### Aim
Copy each line below without leaving any out.

### Data to use
"""

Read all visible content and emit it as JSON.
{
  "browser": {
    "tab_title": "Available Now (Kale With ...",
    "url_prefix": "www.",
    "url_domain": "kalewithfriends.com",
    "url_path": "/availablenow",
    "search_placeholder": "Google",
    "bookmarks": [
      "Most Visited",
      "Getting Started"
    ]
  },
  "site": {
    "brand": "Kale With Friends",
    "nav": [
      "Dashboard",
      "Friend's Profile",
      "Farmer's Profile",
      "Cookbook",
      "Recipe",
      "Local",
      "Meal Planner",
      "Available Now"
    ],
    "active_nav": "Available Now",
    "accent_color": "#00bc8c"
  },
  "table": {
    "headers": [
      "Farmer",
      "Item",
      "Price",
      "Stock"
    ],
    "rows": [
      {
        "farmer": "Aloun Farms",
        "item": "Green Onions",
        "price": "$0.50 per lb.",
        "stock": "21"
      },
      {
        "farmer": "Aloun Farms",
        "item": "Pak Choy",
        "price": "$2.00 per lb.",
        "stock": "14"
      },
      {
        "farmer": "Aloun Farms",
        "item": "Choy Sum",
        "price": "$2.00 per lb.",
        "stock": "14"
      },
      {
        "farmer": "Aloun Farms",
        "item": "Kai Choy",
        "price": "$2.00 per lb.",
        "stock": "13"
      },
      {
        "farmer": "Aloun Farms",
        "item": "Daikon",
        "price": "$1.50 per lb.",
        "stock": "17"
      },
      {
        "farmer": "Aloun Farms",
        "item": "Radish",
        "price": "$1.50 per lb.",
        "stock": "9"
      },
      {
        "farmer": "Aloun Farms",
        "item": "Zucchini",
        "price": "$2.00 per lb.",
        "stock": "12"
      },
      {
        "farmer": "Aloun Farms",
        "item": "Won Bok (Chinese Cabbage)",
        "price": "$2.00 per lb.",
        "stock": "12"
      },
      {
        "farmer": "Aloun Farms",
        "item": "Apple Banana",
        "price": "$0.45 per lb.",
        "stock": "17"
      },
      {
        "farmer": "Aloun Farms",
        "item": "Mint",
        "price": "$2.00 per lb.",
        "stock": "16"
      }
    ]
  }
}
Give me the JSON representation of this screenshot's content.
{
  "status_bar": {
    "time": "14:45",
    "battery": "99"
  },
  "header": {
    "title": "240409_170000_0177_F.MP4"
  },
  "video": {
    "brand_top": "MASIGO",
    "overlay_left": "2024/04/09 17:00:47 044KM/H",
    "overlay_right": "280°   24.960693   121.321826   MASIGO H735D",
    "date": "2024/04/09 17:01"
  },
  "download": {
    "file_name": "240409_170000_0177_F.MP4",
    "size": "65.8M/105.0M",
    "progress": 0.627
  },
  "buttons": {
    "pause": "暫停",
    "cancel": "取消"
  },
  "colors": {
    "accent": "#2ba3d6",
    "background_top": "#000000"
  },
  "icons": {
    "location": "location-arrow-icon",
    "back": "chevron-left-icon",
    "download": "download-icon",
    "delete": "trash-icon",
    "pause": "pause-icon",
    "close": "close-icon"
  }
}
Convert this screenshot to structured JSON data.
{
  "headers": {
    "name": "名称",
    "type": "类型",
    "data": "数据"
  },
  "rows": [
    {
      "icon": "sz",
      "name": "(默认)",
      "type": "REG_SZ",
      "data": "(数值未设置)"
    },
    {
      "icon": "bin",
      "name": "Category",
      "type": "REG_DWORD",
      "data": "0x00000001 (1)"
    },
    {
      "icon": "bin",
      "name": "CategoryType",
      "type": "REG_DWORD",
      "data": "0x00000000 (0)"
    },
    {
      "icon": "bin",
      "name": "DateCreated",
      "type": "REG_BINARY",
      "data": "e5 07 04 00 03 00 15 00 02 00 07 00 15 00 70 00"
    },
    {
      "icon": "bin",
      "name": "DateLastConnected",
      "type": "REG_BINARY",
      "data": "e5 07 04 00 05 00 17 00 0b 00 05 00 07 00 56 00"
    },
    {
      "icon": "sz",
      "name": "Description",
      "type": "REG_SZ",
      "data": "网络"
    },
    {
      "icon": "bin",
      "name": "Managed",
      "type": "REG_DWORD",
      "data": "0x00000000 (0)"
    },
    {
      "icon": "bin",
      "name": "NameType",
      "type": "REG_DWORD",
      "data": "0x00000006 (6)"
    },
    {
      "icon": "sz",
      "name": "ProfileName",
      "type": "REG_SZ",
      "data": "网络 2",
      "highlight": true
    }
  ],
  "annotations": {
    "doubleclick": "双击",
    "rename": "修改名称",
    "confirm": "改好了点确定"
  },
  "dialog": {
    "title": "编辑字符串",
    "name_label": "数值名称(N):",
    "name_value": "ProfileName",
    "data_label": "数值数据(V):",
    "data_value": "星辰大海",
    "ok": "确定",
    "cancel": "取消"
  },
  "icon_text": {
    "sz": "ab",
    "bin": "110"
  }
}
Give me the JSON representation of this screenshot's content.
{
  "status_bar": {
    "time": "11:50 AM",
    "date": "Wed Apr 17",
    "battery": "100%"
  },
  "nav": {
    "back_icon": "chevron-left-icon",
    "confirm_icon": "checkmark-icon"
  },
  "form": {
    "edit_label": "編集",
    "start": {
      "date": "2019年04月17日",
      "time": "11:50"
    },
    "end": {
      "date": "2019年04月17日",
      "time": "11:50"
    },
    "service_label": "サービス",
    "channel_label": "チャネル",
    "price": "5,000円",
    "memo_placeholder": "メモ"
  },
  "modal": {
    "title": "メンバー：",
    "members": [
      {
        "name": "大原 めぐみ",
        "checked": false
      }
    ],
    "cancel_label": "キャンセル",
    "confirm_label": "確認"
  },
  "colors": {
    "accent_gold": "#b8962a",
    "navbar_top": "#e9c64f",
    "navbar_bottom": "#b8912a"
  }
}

"""

### The answer
Read all visible content and emit it as JSON.
{
  "browser": {
    "tab_title": "Available Now (Kale With ...",
    "url_prefix": "www.",
    "url_domain": "kalewithfriends.com",
    "url_path": "/availablenow",
    "search_placeholder": "Google",
    "bookmarks": [
      "Most Visited",
      "Getting Started"
    ]
  },
  "site": {
    "brand": "Kale With Friends",
    "nav": [
      "Dashboard",
      "Friend's Profile",
      "Farmer's Profile",
      "Cookbook",
      "Recipe",
      "Local",
      "Meal Planner",
      "Available Now"
    ],
    "active_nav": "Available Now",
    "accent_color": "#00bc8c"
  },
  "table": {
    "headers": [
      "Farmer",
      "Item",
      "Price",
      "Stock"
    ],
    "rows": [
      {
        "farmer": "Aloun Farms",
        "item": "Green Onions",
        "price": "$0.50 per lb.",
        "stock": "21"
      },
      {
        "farmer": "Aloun Farms",
        "item": "Pak Choy",
        "price": "$2.00 per lb.",
        "stock": "14"
      },
      {
        "farmer": "Aloun Farms",
        "item": "Choy Sum",
        "price": "$2.00 per lb.",
        "stock": "14"
      },
      {
        "farmer": "Aloun Farms",
        "item": "Kai Choy",
        "price": "$2.00 per lb.",
        "stock": "13"
      },
      {
        "farmer": "Aloun Farms",
        "item": "Daikon",
        "price": "$1.50 per lb.",
        "stock": "17"
      },
      {
        "farmer": "Aloun Farms",
        "item": "Radish",
        "price": "$1.50 per lb.",
        "stock": "9"
      },
      {
        "farmer": "Aloun Farms",
        "item": "Zucchini",
        "price": "$2.00 per lb.",
        "stock": "12"
      },
      {
        "farmer": "Aloun Farms",
        "item": "Won Bok (Chinese Cabbage)",
        "price": "$2.00 per lb.",
        "stock": "12"
      },
      {
        "farmer": "Aloun Farms",
        "item": "Apple Banana",
        "price": "$0.45 per lb.",
        "stock": "17"
      },
      {
        "farmer": "Aloun Farms",
        "item": "Mint",
        "price": "$2.00 per lb.",
        "stock": "16"
      }
    ]
  }
}
Give me the JSON representation of this screenshot's content.
{
  "status_bar": {
    "time": "14:45",
    "battery": "99"
  },
  "header": {
    "title": "240409_170000_0177_F.MP4"
  },
  "video": {
    "brand_top": "MASIGO",
    "overlay_left": "2024/04/09 17:00:47 044KM/H",
    "overlay_right": "280°   24.960693   121.321826   MASIGO H735D",
    "date": "2024/04/09 17:01"
  },
  "download": {
    "file_name": "240409_170000_0177_F.MP4",
    "size": "65.8M/105.0M",
    "progress": 0.627
  },
  "buttons": {
    "pause": "暫停",
    "cancel": "取消"
  },
  "colors": {
    "accent": "#2ba3d6",
    "background_top": "#000000"
  },
  "icons": {
    "location": "location-arrow-icon",
    "back": "chevron-left-icon",
    "download": "download-icon",
    "delete": "trash-icon",
    "pause": "pause-icon",
    "close": "close-icon"
  }
}
Convert this screenshot to structured JSON data.
{
  "headers": {
    "name": "名称",
    "type": "类型",
    "data": "数据"
  },
  "rows": [
    {
      "icon": "sz",
      "name": "(默认)",
      "type": "REG_SZ",
      "data": "(数值未设置)"
    },
    {
      "icon": "bin",
      "name": "Category",
      "type": "REG_DWORD",
      "data": "0x00000001 (1)"
    },
    {
      "icon": "bin",
      "name": "CategoryType",
      "type": "REG_DWORD",
      "data": "0x00000000 (0)"
    },
    {
      "icon": "bin",
      "name": "DateCreated",
      "type": "REG_BINARY",
      "data": "e5 07 04 00 03 00 15 00 02 00 07 00 15 00 70 00"
    },
    {
      "icon": "bin",
      "name": "DateLastConnected",
      "type": "REG_BINARY",
      "data": "e5 07 04 00 05 00 17 00 0b 00 05 00 07 00 56 00"
    },
    {
      "icon": "sz",
      "name": "Description",
      "type": "REG_SZ",
      "data": "网络"
    },
    {
      "icon": "bin",
      "name": "Managed",
      "type": "REG_DWORD",
      "data": "0x00000000 (0)"
    },
    {
      "icon": "bin",
      "name": "NameType",
      "type": "REG_DWORD",
      "data": "0x00000006 (6)"
    },
    {
      "icon": "sz",
      "name": "ProfileName",
      "type": "REG_SZ",
      "data": "网络 2",
      "highlight": true
    }
  ],
  "annotations": {
    "doubleclick": "双击",
    "rename": "修改名称",
    "confirm": "改好了点确定"
  },
  "dialog": {
    "title": "编辑字符串",
    "name_label": "数值名称(N):",
    "name_value": "ProfileName",
    "data_label": "数值数据(V):",
    "data_value": "星辰大海",
    "ok": "确定",
    "cancel": "取消"
  },
  "icon_text": {
    "sz": "ab",
    "bin": "110"
  }
}
Give me the JSON representation of this screenshot's content.
{
  "status_bar": {
    "time": "11:50 AM",
    "date": "Wed Apr 17",
    "battery": "100%"
  },
  "nav": {
    "back_icon": "chevron-left-icon",
    "confirm_icon": "checkmark-icon"
  },
  "form": {
    "edit_label": "編集",
    "start": {
      "date": "2019年04月17日",
      "time": "11:50"
    },
    "end": {
      "date": "2019年04月17日",
      "time": "11:50"
    },
    "service_label": "サービス",
    "channel_label": "チャネル",
    "price": "5,000円",
    "memo_placeholder": "メモ"
  },
  "modal": {
    "title": "メンバー：",
    "members": [
      {
        "name": "大原 めぐみ",
        "checked": false
      }
    ],
    "cancel_label": "キャンセル",
    "confirm_label": "確認"
  },
  "colors": {
    "accent_gold": "#b8962a",
    "navbar_top": "#e9c64f",
    "navbar_bottom": "#b8912a"
  }
}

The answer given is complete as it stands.